» **TASK TO COMPLETE**
Write out all entries word for word.

Some records
──────────────────────────────

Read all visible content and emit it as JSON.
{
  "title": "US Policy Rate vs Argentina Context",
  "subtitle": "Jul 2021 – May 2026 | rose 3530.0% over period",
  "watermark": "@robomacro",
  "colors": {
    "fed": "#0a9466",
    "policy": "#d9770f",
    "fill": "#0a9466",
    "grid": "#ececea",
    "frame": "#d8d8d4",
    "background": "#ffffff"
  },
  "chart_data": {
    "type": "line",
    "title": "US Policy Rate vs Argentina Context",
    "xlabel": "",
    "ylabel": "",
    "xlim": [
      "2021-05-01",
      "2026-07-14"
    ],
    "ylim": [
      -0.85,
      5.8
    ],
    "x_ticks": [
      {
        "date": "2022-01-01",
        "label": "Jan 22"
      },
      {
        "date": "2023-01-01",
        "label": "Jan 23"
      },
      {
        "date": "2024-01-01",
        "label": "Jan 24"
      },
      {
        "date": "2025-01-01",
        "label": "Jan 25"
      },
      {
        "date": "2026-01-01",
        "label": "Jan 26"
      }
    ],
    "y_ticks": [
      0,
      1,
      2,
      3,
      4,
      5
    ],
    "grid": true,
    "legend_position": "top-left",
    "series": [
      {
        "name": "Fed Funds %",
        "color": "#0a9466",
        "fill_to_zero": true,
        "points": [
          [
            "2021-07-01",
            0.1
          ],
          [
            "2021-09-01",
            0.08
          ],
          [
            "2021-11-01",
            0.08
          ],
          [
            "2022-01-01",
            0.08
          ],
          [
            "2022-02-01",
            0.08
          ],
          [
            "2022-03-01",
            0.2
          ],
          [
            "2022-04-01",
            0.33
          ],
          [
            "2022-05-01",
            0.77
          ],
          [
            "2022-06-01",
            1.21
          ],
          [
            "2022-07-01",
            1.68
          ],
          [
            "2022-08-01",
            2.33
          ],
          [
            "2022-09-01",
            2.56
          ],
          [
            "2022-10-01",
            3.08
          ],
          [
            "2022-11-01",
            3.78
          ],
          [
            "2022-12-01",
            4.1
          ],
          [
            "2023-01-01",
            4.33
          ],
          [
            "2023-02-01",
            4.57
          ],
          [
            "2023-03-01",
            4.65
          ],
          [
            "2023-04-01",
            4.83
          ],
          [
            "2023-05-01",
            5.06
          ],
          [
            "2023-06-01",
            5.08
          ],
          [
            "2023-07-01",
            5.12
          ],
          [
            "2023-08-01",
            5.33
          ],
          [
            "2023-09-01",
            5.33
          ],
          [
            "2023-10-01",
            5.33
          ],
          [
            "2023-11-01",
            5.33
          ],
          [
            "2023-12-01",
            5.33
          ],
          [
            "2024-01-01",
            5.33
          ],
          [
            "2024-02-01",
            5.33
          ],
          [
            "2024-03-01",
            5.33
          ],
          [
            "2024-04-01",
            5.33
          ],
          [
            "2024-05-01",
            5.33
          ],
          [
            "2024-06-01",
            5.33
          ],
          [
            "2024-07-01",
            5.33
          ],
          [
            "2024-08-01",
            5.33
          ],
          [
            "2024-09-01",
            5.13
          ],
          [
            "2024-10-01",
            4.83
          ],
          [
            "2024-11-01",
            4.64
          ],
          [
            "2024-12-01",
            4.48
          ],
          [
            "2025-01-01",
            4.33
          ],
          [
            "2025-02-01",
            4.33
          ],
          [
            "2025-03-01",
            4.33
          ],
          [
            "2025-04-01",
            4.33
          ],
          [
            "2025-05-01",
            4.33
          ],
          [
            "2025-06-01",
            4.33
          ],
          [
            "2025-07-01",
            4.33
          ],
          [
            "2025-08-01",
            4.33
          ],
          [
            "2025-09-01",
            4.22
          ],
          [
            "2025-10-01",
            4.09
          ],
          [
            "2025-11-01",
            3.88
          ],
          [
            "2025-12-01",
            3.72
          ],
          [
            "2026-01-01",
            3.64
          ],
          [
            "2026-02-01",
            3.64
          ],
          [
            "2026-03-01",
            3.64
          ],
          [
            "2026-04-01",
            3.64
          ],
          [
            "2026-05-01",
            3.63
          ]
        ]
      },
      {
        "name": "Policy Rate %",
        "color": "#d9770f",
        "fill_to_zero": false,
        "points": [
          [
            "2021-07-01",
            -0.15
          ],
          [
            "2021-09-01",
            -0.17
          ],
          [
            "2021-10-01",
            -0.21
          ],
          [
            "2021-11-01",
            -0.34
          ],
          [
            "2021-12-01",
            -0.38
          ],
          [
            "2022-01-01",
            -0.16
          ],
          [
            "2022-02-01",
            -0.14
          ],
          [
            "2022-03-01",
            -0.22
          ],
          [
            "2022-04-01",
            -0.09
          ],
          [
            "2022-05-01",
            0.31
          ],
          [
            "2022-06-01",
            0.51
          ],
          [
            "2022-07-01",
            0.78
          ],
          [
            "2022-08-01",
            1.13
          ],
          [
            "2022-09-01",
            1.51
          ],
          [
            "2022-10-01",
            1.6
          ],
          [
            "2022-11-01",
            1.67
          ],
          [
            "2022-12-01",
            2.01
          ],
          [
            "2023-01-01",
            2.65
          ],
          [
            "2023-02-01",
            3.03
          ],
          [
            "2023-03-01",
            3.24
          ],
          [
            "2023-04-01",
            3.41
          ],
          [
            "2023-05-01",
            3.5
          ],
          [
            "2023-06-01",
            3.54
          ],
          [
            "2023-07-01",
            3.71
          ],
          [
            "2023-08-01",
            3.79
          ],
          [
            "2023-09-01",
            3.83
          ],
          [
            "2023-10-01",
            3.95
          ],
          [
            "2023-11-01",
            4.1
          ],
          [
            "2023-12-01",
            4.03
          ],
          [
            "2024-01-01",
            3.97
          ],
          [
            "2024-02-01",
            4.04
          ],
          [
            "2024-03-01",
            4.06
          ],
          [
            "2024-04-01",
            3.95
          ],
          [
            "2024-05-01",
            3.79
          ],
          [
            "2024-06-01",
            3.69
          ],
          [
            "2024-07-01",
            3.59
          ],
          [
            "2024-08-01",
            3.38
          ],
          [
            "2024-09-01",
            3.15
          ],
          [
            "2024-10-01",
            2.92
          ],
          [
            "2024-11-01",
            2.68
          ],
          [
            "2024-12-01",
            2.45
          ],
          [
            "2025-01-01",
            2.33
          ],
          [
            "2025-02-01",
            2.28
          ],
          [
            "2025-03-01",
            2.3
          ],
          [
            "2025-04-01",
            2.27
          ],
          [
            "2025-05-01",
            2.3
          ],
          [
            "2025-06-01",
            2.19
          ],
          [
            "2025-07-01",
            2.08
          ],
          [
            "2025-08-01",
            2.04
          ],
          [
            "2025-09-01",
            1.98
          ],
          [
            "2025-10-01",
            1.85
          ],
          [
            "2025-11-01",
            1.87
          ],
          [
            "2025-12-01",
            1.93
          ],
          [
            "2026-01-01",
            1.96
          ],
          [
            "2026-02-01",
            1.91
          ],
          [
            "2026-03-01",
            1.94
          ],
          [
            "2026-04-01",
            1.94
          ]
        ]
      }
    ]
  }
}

──────────────────────────────

» **OUTPUT FOR THIS TASK**
Read all visible content and emit it as JSON.
{
  "title": "US Policy Rate vs Argentina Context",
  "subtitle": "Jul 2021 – May 2026 | rose 3530.0% over period",
  "watermark": "@robomacro",
  "colors": {
    "fed": "#0a9466",
    "policy": "#d9770f",
    "fill": "#0a9466",
    "grid": "#ececea",
    "frame": "#d8d8d4",
    "background": "#ffffff"
  },
  "chart_data": {
    "type": "line",
    "title": "US Policy Rate vs Argentina Context",
    "xlabel": "",
    "ylabel": "",
    "xlim": [
      "2021-05-01",
      "2026-07-14"
    ],
    "ylim": [
      -0.85,
      5.8
    ],
    "x_ticks": [
      {
        "date": "2022-01-01",
        "label": "Jan 22"
      },
      {
        "date": "2023-01-01",
        "label": "Jan 23"
      },
      {
        "date": "2024-01-01",
        "label": "Jan 24"
      },
      {
        "date": "2025-01-01",
        "label": "Jan 25"
      },
      {
        "date": "2026-01-01",
        "label": "Jan 26"
      }
    ],
    "y_ticks": [
      0,
      1,
      2,
      3,
      4,
      5
    ],
    "grid": true,
    "legend_position": "top-left",
    "series": [
      {
        "name": "Fed Funds %",
        "color": "#0a9466",
        "fill_to_zero": true,
        "points": [
          [
            "2021-07-01",
            0.1
          ],
          [
            "2021-09-01",
            0.08
          ],
          [
            "2021-11-01",
            0.08
          ],
          [
            "2022-01-01",
            0.08
          ],
          [
            "2022-02-01",
            0.08
          ],
          [
            "2022-03-01",
            0.2
          ],
          [
            "2022-04-01",
            0.33
          ],
          [
            "2022-05-01",
            0.77
          ],
          [
            "2022-06-01",
            1.21
          ],
          [
            "2022-07-01",
            1.68
          ],
          [
            "2022-08-01",
            2.33
          ],
          [
            "2022-09-01",
            2.56
          ],
          [
            "2022-10-01",
            3.08
          ],
          [
            "2022-11-01",
            3.78
          ],
          [
            "2022-12-01",
            4.1
          ],
          [
            "2023-01-01",
            4.33
          ],
          [
            "2023-02-01",
            4.57
          ],
          [
            "2023-03-01",
            4.65
          ],
          [
            "2023-04-01",
            4.83
          ],
          [
            "2023-05-01",
            5.06
          ],
          [
            "2023-06-01",
            5.08
          ],
          [
            "2023-07-01",
            5.12
          ],
          [
            "2023-08-01",
            5.33
          ],
          [
            "2023-09-01",
            5.33
          ],
          [
            "2023-10-01",
            5.33
          ],
          [
            "2023-11-01",
            5.33
          ],
          [
            "2023-12-01",
            5.33
          ],
          [
            "2024-01-01",
            5.33
          ],
          [
            "2024-02-01",
            5.33
          ],
          [
            "2024-03-01",
            5.33
          ],
          [
            "2024-04-01",
            5.33
          ],
          [
            "2024-05-01",
            5.33
          ],
          [
            "2024-06-01",
            5.33
          ],
          [
            "2024-07-01",
            5.33
          ],
          [
            "2024-08-01",
            5.33
          ],
          [
            "2024-09-01",
            5.13
          ],
          [
            "2024-10-01",
            4.83
          ],
          [
            "2024-11-01",
            4.64
          ],
          [
            "2024-12-01",
            4.48
          ],
          [
            "2025-01-01",
            4.33
          ],
          [
            "2025-02-01",
            4.33
          ],
          [
            "2025-03-01",
            4.33
          ],
          [
            "2025-04-01",
            4.33
          ],
          [
            "2025-05-01",
            4.33
          ],
          [
            "2025-06-01",
            4.33
          ],
          [
            "2025-07-01",
            4.33
          ],
          [
            "2025-08-01",
            4.33
          ],
          [
            "2025-09-01",
            4.22
          ],
          [
            "2025-10-01",
            4.09
          ],
          [
            "2025-11-01",
            3.88
          ],
          [
            "2025-12-01",
            3.72
          ],
          [
            "2026-01-01",
            3.64
          ],
          [
            "2026-02-01",
            3.64
          ],
          [
            "2026-03-01",
            3.64
          ],
          [
            "2026-04-01",
            3.64
          ],
          [
            "2026-05-01",
            3.63
          ]
        ]
      },
      {
        "name": "Policy Rate %",
        "color": "#d9770f",
        "fill_to_zero": false,
        "points": [
          [
            "2021-07-01",
            -0.15
          ],
          [
            "2021-09-01",
            -0.17
          ],
          [
            "2021-10-01",
            -0.21
          ],
          [
            "2021-11-01",
            -0.34
          ],
          [
            "2021-12-01",
            -0.38
          ],
          [
            "2022-01-01",
            -0.16
          ],
          [
            "2022-02-01",
            -0.14
          ],
          [
            "2022-03-01",
            -0.22
          ],
          [
            "2022-04-01",
            -0.09
          ],
          [
            "2022-05-01",
            0.31
          ],
          [
            "2022-06-01",
            0.51
          ],
          [
            "2022-07-01",
            0.78
          ],
          [
            "2022-08-01",
            1.13
          ],
          [
            "2022-09-01",
            1.51
          ],
          [
            "2022-10-01",
            1.6
          ],
          [
            "2022-11-01",
            1.67
          ],
          [
            "2022-12-01",
            2.01
          ],
          [
            "2023-01-01",
            2.65
          ],
          [
            "2023-02-01",
            3.03
          ],
          [
            "2023-03-01",
            3.24
          ],
          [
            "2023-04-01",
            3.41
          ],
          [
            "2023-05-01",
            3.5
          ],
          [
            "2023-06-01",
            3.54
          ],
          [
            "2023-07-01",
            3.71
          ],
          [
            "2023-08-01",
            3.79
          ],
          [
            "2023-09-01",
            3.83
          ],
          [
            "2023-10-01",
            3.95
          ],
          [
            "2023-11-01",
            4.1
          ],
          [
            "2023-12-01",
            4.03
          ],
          [
            "2024-01-01",
            3.97
          ],
          [
            "2024-02-01",
            4.04
          ],
          [
            "2024-03-01",
            4.06
          ],
          [
            "2024-04-01",
            3.95
          ],
          [
            "2024-05-01",
            3.79
          ],
          [
            "2024-06-01",
            3.69
          ],
          [
            "2024-07-01",
            3.59
          ],
          [
            "2024-08-01",
            3.38
          ],
          [
            "2024-09-01",
            3.15
          ],
          [
            "2024-10-01",
            2.92
          ],
          [
            "2024-11-01",
            2.68
          ],
          [
            "2024-12-01",
            2.45
          ],
          [
            "2025-01-01",
            2.33
          ],
          [
            "2025-02-01",
            2.28
          ],
          [
            "2025-03-01",
            2.3
          ],
          [
            "2025-04-01",
            2.27
          ],
          [
            "2025-05-01",
            2.3
          ],
          [
            "2025-06-01",
            2.19
          ],
          [
            "2025-07-01",
            2.08
          ],
          [
            "2025-08-01",
            2.04
          ],
          [
            "2025-09-01",
            1.98
          ],
          [
            "2025-10-01",
            1.85
          ],
          [
            "2025-11-01",
            1.87
          ],
          [
            "2025-12-01",
            1.93
          ],
          [
            "2026-01-01",
            1.96
          ],
          [
            "2026-02-01",
            1.91
          ],
          [
            "2026-03-01",
            1.94
          ],
          [
            "2026-04-01",
            1.94
          ]
        ]
      }
    ]
  }
}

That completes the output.